• **Problem to work on**: Lines containing "Model" are to be counted. Give the number and nothing more.

§ §

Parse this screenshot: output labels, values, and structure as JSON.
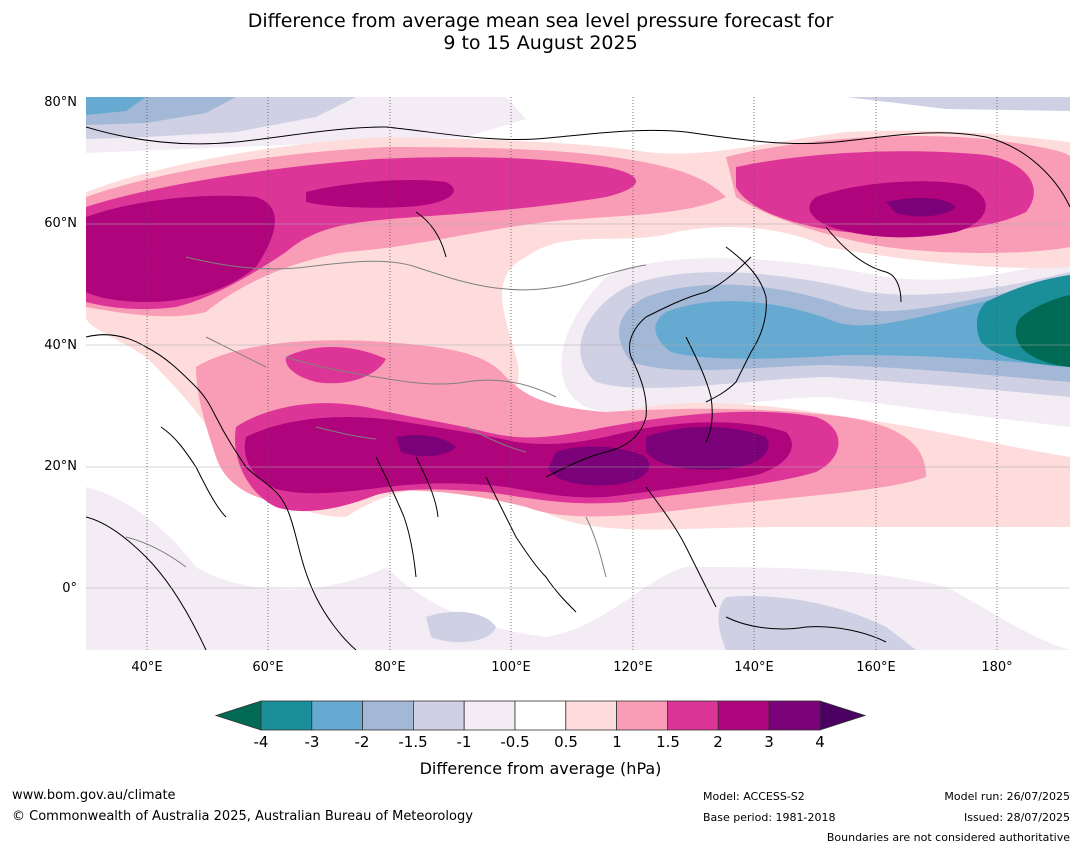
{
  "title": {
    "line1": "Difference from average mean sea level pressure forecast for",
    "line2": "9 to 15 August 2025"
  },
  "map": {
    "lat_labels": [
      "80°N",
      "60°N",
      "40°N",
      "20°N",
      "0°"
    ],
    "lon_labels": [
      "40°E",
      "60°E",
      "80°E",
      "100°E",
      "120°E",
      "140°E",
      "160°E",
      "180°"
    ],
    "lon_range": [
      30,
      192
    ],
    "lat_range": [
      -10,
      81
    ],
    "gridlines": "dotted"
  },
  "colorbar": {
    "ticks": [
      "-4",
      "-3",
      "-2",
      "-1.5",
      "-1",
      "-0.5",
      "0.5",
      "1",
      "1.5",
      "2",
      "3",
      "4"
    ],
    "colors": {
      "below": "#006a55",
      "levels": [
        "#1a8f99",
        "#66aad1",
        "#a3b8d6",
        "#cfd0e4",
        "#f3ecf5",
        "#ffffff",
        "#fedcdc",
        "#f99cb6",
        "#dc3597",
        "#b0047d",
        "#7a0177"
      ],
      "above": "#4a0060"
    },
    "label": "Difference from average (hPa)"
  },
  "footer": {
    "website": "www.bom.gov.au/climate",
    "copyright": "© Commonwealth of Australia 2025, Australian Bureau of Meteorology",
    "model": "Model: ACCESS-S2",
    "base_period": "Base period: 1981-2018",
    "model_run": "Model run: 26/07/2025",
    "issued": "Issued: 28/07/2025",
    "disclaimer": "Boundaries are not considered authoritative"
  }
}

§ §

• **Output of the task**: 2